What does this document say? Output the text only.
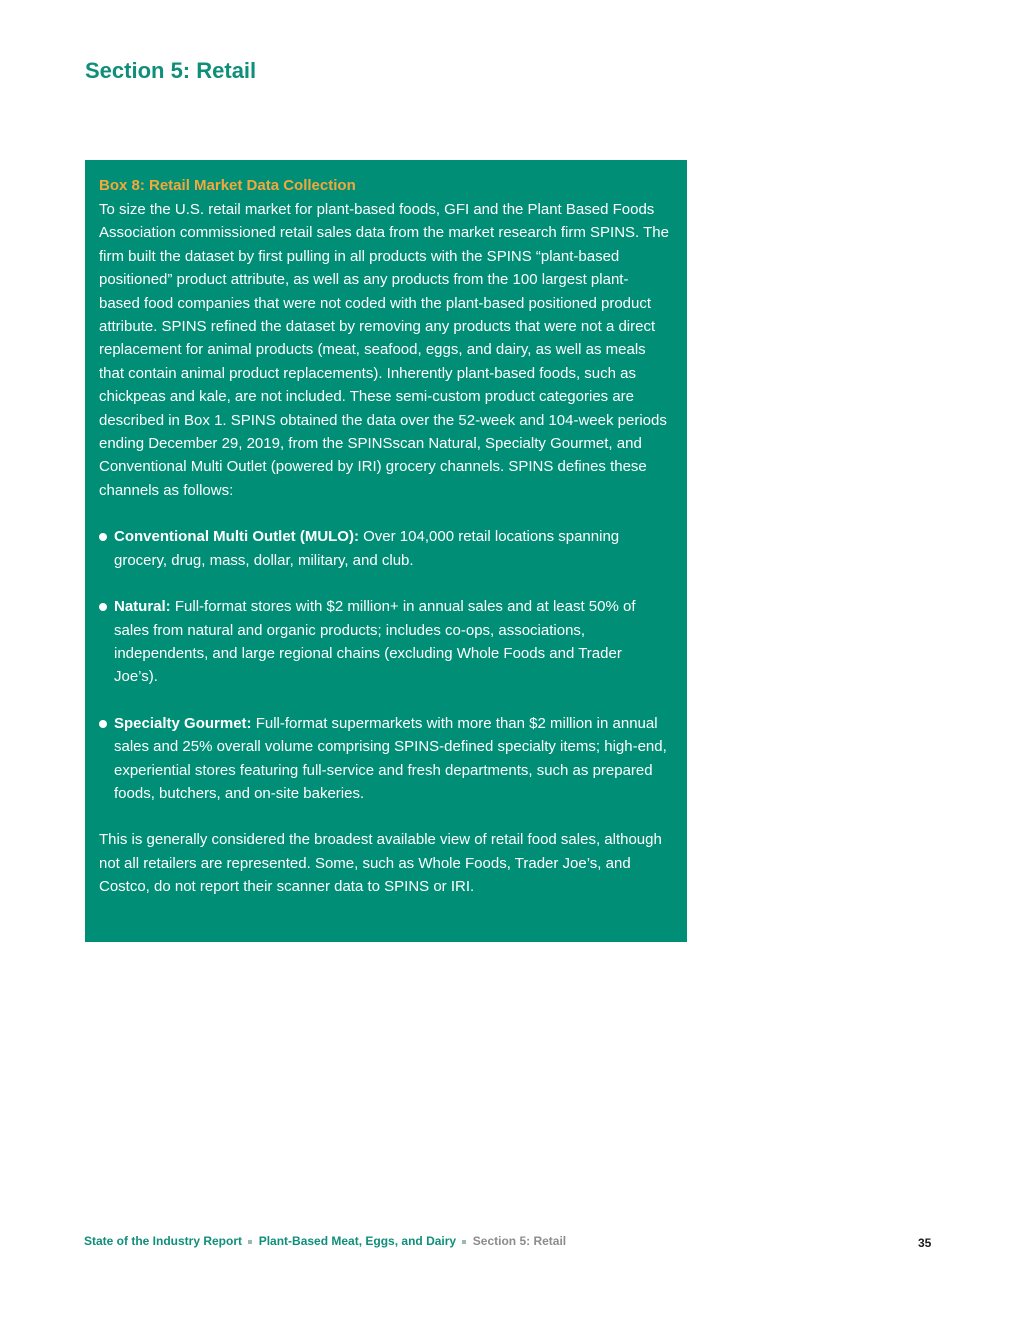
Section 5: Retail
Box 8: Retail Market Data Collection

To size the U.S. retail market for plant-based foods, GFI and the Plant Based Foods Association commissioned retail sales data from the market research firm SPINS. The firm built the dataset by first pulling in all products with the SPINS “plant-based positioned” product attribute, as well as any products from the 100 largest plant-based food companies that were not coded with the plant-based positioned product attribute. SPINS refined the dataset by removing any products that were not a direct replacement for animal products (meat, seafood, eggs, and dairy, as well as meals that contain animal product replacements). Inherently plant-based foods, such as chickpeas and kale, are not included. These semi-custom product categories are described in Box 1. SPINS obtained the data over the 52-week and 104-week periods ending December 29, 2019, from the SPINSscan Natural, Specialty Gourmet, and Conventional Multi Outlet (powered by IRI) grocery channels. SPINS defines these channels as follows:

Conventional Multi Outlet (MULO): Over 104,000 retail locations spanning grocery, drug, mass, dollar, military, and club.
Natural: Full-format stores with $2 million+ in annual sales and at least 50% of sales from natural and organic products; includes co-ops, associations, independents, and large regional chains (excluding Whole Foods and Trader Joe’s).
Specialty Gourmet: Full-format supermarkets with more than $2 million in annual sales and 25% overall volume comprising SPINS-defined specialty items; high-end, experiential stores featuring full-service and fresh departments, such as prepared foods, butchers, and on-site bakeries.

This is generally considered the broadest available view of retail food sales, although not all retailers are represented. Some, such as Whole Foods, Trader Joe’s, and Costco, do not report their scanner data to SPINS or IRI.

State of the Industry Report Plant-Based Meat, Eggs, and Dairy Section 5: Retail	35
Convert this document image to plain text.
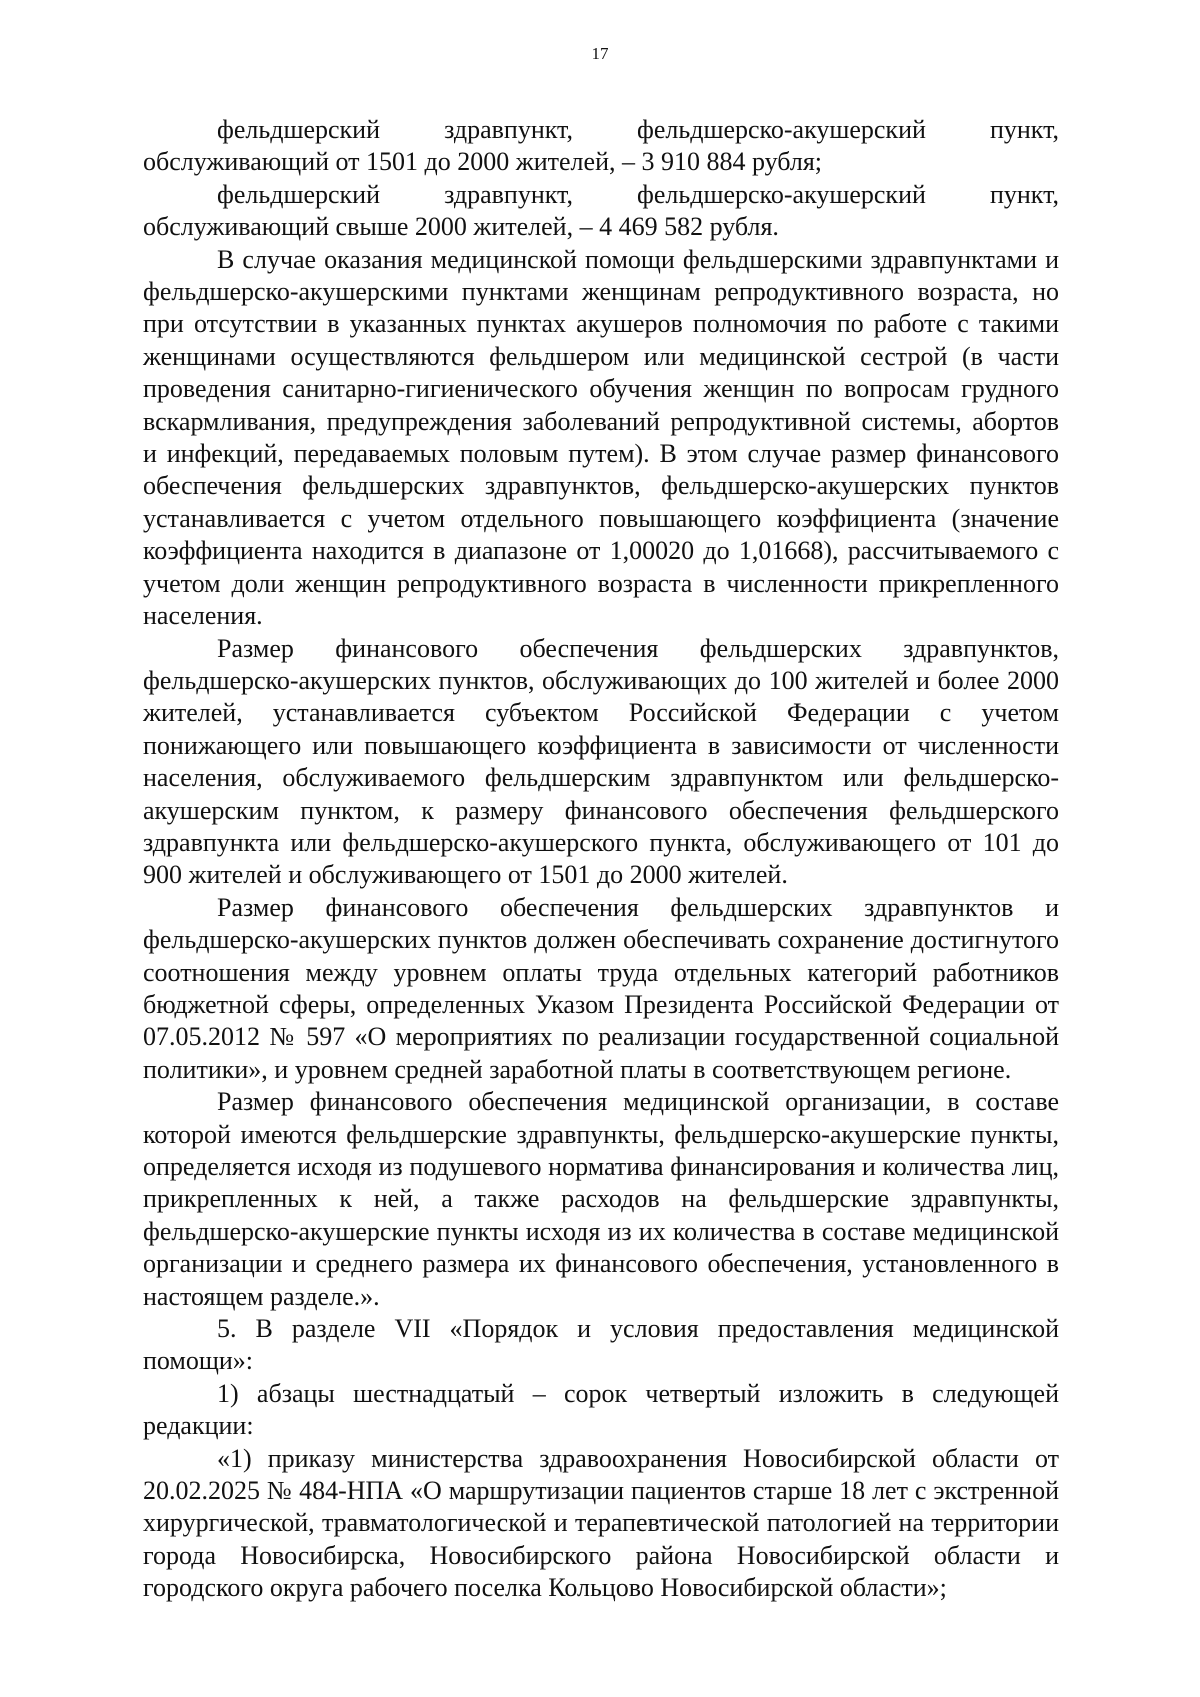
17

фельдшерский здравпункт, фельдшерско-акушерский пункт, обслуживающий от 1501 до 2000 жителей, – 3 910 884 рубля;

фельдшерский здравпункт, фельдшерско-акушерский пункт, обслуживающий свыше 2000 жителей, – 4 469 582 рубля.

В случае оказания медицинской помощи фельдшерскими здравпунктами и фельдшерско-акушерскими пунктами женщинам репродуктивного возраста, но при отсутствии в указанных пунктах акушеров полномочия по работе с такими женщинами осуществляются фельдшером или медицинской сестрой (в части проведения санитарно-гигиенического обучения женщин по вопросам грудного вскармливания, предупреждения заболеваний репродуктивной системы, абортов и инфекций, передаваемых половым путем). В этом случае размер финансового обеспечения фельдшерских здравпунктов, фельдшерско-акушерских пунктов устанавливается с учетом отдельного повышающего коэффициента (значение коэффициента находится в диапазоне от 1,00020 до 1,01668), рассчитываемого с учетом доли женщин репродуктивного возраста в численности прикрепленного населения.

Размер финансового обеспечения фельдшерских здравпунктов, фельдшерско-акушерских пунктов, обслуживающих до 100 жителей и более 2000 жителей, устанавливается субъектом Российской Федерации с учетом понижающего или повышающего коэффициента в зависимости от численности населения, обслуживаемого фельдшерским здравпунктом или фельдшерско-акушерским пунктом, к размеру финансового обеспечения фельдшерского здравпункта или фельдшерско-акушерского пункта, обслуживающего от 101 до 900 жителей и обслуживающего от 1501 до 2000 жителей.

Размер финансового обеспечения фельдшерских здравпунктов и фельдшерско-акушерских пунктов должен обеспечивать сохранение достигнутого соотношения между уровнем оплаты труда отдельных категорий работников бюджетной сферы, определенных Указом Президента Российской Федерации от 07.05.2012 № 597 «О мероприятиях по реализации государственной социальной политики», и уровнем средней заработной платы в соответствующем регионе.

Размер финансового обеспечения медицинской организации, в составе которой имеются фельдшерские здравпункты, фельдшерско-акушерские пункты, определяется исходя из подушевого норматива финансирования и количества лиц, прикрепленных к ней, а также расходов на фельдшерские здравпункты, фельдшерско-акушерские пункты исходя из их количества в составе медицинской организации и среднего размера их финансового обеспечения, установленного в настоящем разделе.».

5. В разделе VII «Порядок и условия предоставления медицинской помощи»:

1) абзацы шестнадцатый – сорок четвертый изложить в следующей редакции:

«1) приказу министерства здравоохранения Новосибирской области от 20.02.2025 № 484-НПА «О маршрутизации пациентов старше 18 лет с экстренной хирургической, травматологической и терапевтической патологией на территории города Новосибирска, Новосибирского района Новосибирской области и городского округа рабочего поселка Кольцово Новосибирской области»;
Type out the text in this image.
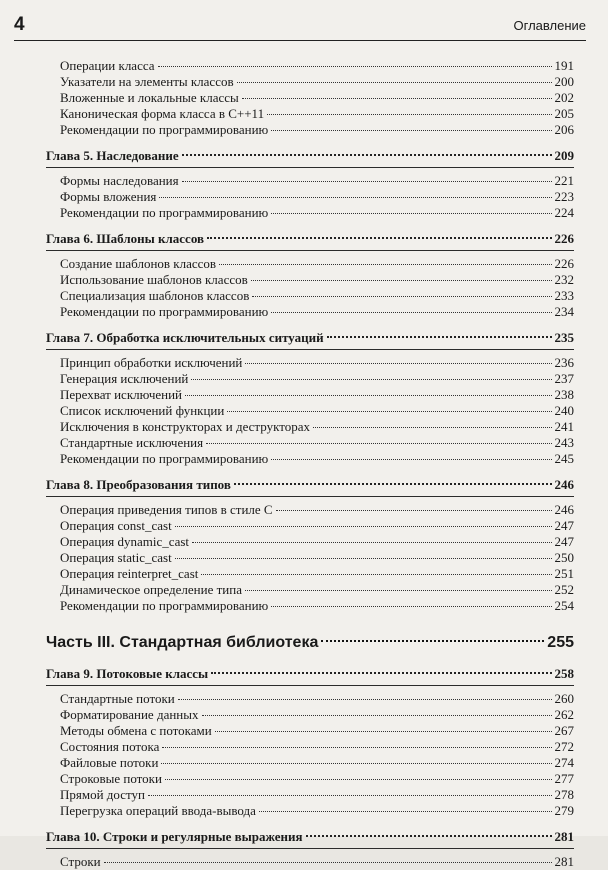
4	Оглавление
Операции класса	191
Указатели на элементы классов	200
Вложенные и локальные классы	202
Каноническая форма класса в C++11	205
Рекомендации по программированию	206
Глава 5. Наследование	209
Формы наследования	221
Формы вложения	223
Рекомендации по программированию	224
Глава 6. Шаблоны классов	226
Создание шаблонов классов	226
Использование шаблонов классов	232
Специализация шаблонов классов	233
Рекомендации по программированию	234
Глава 7. Обработка исключительных ситуаций	235
Принцип обработки исключений	236
Генерация исключений	237
Перехват исключений	238
Список исключений функции	240
Исключения в конструкторах и деструкторах	241
Стандартные исключения	243
Рекомендации по программированию	245
Глава 8. Преобразования типов	246
Операция приведения типов в стиле С	246
Операция const_cast	247
Операция dynamic_cast	247
Операция static_cast	250
Операция reinterpret_cast	251
Динамическое определение типа	252
Рекомендации по программированию	254
Часть III. Стандартная библиотека	255
Глава 9. Потоковые классы	258
Стандартные потоки	260
Форматирование данных	262
Методы обмена с потоками	267
Состояния потока	272
Файловые потоки	274
Строковые потоки	277
Прямой доступ	278
Перегрузка операций ввода-вывода	279
Глава 10. Строки и регулярные выражения	281
Строки	281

▶ _Do this_
Of the lines in the material, how many hold the word "Section"? Reply with the number only.

▶ _Correct response_
2